§ **Task description**: Beginning at the line containing "Type out the text in this image." and continuing to the end of the records below, give each line again exactly as it stands, and only those lines.

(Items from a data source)
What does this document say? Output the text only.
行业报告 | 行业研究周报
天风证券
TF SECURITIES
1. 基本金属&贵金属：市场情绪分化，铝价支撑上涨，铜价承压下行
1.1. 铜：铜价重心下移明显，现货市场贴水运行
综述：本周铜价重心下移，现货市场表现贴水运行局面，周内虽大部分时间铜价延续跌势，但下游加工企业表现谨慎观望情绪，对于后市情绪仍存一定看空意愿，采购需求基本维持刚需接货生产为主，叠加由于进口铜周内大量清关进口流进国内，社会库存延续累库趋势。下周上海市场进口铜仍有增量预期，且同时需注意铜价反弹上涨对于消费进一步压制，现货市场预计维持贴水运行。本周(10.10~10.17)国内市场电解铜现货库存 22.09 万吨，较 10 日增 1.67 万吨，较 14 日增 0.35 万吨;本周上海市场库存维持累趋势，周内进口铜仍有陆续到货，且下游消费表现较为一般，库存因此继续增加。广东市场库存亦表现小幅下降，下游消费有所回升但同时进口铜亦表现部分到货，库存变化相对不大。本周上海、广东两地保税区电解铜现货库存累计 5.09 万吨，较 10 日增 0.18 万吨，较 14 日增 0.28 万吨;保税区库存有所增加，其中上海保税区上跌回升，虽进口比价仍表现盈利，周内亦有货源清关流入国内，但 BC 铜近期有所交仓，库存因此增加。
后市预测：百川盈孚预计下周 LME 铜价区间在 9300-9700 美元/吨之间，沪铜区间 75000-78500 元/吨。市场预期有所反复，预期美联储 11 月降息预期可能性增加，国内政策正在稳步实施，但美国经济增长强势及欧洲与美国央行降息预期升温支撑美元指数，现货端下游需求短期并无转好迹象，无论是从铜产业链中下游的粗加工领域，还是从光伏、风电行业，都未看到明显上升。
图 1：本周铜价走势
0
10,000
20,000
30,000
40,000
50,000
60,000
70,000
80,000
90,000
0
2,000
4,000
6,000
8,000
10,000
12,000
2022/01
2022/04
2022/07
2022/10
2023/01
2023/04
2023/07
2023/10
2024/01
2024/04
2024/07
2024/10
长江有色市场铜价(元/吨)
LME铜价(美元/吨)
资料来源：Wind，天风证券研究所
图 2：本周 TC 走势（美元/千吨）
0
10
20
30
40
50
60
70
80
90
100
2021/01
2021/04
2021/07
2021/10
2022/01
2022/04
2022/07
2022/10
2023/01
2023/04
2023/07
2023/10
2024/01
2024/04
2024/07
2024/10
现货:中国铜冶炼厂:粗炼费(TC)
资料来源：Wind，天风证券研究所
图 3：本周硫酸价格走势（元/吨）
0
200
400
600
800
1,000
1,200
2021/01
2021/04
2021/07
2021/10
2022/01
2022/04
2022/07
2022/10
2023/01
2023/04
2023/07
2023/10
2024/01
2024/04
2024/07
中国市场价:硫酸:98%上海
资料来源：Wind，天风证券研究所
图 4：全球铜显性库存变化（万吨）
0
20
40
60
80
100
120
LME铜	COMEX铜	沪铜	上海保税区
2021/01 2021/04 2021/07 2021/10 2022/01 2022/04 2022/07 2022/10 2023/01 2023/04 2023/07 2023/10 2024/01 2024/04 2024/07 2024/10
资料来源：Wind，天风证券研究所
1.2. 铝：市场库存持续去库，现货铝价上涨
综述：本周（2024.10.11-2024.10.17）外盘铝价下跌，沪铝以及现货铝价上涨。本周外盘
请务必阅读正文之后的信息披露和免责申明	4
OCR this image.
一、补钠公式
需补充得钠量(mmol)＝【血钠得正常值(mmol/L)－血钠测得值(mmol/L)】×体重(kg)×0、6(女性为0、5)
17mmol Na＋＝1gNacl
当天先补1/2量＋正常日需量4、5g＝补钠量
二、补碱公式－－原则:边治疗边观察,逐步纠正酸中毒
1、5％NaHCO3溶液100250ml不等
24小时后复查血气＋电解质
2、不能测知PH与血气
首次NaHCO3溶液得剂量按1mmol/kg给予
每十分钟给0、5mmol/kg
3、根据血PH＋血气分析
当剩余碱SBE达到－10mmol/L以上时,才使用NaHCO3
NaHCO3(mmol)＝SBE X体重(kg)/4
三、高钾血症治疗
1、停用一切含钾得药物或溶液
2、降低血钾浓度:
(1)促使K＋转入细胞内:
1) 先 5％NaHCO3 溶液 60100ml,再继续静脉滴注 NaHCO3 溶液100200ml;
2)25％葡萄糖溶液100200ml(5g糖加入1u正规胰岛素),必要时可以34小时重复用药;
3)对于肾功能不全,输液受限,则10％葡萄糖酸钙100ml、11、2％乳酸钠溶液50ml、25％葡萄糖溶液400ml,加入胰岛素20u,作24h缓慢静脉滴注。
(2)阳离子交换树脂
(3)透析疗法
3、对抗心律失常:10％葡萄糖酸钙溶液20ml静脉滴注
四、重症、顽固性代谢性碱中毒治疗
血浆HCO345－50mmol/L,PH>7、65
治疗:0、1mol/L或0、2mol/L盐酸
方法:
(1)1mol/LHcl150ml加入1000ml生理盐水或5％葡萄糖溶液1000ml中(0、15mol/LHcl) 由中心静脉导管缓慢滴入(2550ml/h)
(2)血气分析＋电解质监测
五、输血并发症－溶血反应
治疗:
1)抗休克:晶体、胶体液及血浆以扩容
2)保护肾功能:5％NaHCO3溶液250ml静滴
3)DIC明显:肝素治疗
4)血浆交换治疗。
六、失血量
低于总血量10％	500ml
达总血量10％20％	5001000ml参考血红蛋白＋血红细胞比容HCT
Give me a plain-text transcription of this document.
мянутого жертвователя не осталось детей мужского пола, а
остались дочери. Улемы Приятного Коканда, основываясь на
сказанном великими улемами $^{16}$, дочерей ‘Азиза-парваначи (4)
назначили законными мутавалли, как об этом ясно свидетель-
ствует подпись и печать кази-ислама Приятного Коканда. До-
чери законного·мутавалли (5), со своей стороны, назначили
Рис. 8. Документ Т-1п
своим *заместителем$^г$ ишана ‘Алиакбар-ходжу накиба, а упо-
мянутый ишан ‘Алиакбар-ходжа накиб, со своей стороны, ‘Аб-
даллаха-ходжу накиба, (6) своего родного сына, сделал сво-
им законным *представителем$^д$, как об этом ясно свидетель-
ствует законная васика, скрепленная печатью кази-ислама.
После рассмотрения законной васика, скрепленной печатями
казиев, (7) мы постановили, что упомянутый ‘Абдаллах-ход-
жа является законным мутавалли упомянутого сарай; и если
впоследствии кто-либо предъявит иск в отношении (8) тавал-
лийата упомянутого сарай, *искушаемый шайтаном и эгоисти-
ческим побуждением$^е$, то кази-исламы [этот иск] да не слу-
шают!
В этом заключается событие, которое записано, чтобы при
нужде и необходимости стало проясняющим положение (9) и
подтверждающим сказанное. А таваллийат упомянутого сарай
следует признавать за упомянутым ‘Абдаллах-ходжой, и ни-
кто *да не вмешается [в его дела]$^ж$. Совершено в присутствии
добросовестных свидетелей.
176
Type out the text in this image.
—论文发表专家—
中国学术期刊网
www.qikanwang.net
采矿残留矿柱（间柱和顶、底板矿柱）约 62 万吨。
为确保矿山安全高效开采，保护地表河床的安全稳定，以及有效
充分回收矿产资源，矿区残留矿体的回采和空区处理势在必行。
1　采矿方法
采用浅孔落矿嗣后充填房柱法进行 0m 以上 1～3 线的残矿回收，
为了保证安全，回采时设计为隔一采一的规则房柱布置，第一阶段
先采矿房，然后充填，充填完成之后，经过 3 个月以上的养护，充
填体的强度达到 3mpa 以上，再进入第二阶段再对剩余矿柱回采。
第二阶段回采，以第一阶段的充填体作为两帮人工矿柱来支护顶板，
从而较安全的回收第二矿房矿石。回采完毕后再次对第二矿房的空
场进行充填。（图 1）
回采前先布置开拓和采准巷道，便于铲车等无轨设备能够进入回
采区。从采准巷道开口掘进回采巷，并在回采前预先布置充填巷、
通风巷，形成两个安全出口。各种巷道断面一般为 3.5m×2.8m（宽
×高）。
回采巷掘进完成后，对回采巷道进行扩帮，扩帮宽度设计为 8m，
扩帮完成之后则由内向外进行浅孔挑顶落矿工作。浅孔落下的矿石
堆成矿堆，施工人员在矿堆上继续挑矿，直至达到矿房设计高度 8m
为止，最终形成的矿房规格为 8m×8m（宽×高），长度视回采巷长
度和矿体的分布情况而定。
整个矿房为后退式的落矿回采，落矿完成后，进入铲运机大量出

§ **In response**:
Type out the text in this image.
—论文发表专家—
中国学术期刊网
www.qikanwang.net
采矿残留矿柱（间柱和顶、底板矿柱）约 62 万吨。
为确保矿山安全高效开采，保护地表河床的安全稳定，以及有效
充分回收矿产资源，矿区残留矿体的回采和空区处理势在必行。
1　采矿方法
采用浅孔落矿嗣后充填房柱法进行 0m 以上 1～3 线的残矿回收，
为了保证安全，回采时设计为隔一采一的规则房柱布置，第一阶段
先采矿房，然后充填，充填完成之后，经过 3 个月以上的养护，充
填体的强度达到 3mpa 以上，再进入第二阶段再对剩余矿柱回采。
第二阶段回采，以第一阶段的充填体作为两帮人工矿柱来支护顶板，
从而较安全的回收第二矿房矿石。回采完毕后再次对第二矿房的空
场进行充填。（图 1）
回采前先布置开拓和采准巷道，便于铲车等无轨设备能够进入回
采区。从采准巷道开口掘进回采巷，并在回采前预先布置充填巷、
通风巷，形成两个安全出口。各种巷道断面一般为 3.5m×2.8m（宽
×高）。
回采巷掘进完成后，对回采巷道进行扩帮，扩帮宽度设计为 8m，
扩帮完成之后则由内向外进行浅孔挑顶落矿工作。浅孔落下的矿石
堆成矿堆，施工人员在矿堆上继续挑矿，直至达到矿房设计高度 8m
为止，最终形成的矿房规格为 8m×8m（宽×高），长度视回采巷长
度和矿体的分布情况而定。
整个矿房为后退式的落矿回采，落矿完成后，进入铲运机大量出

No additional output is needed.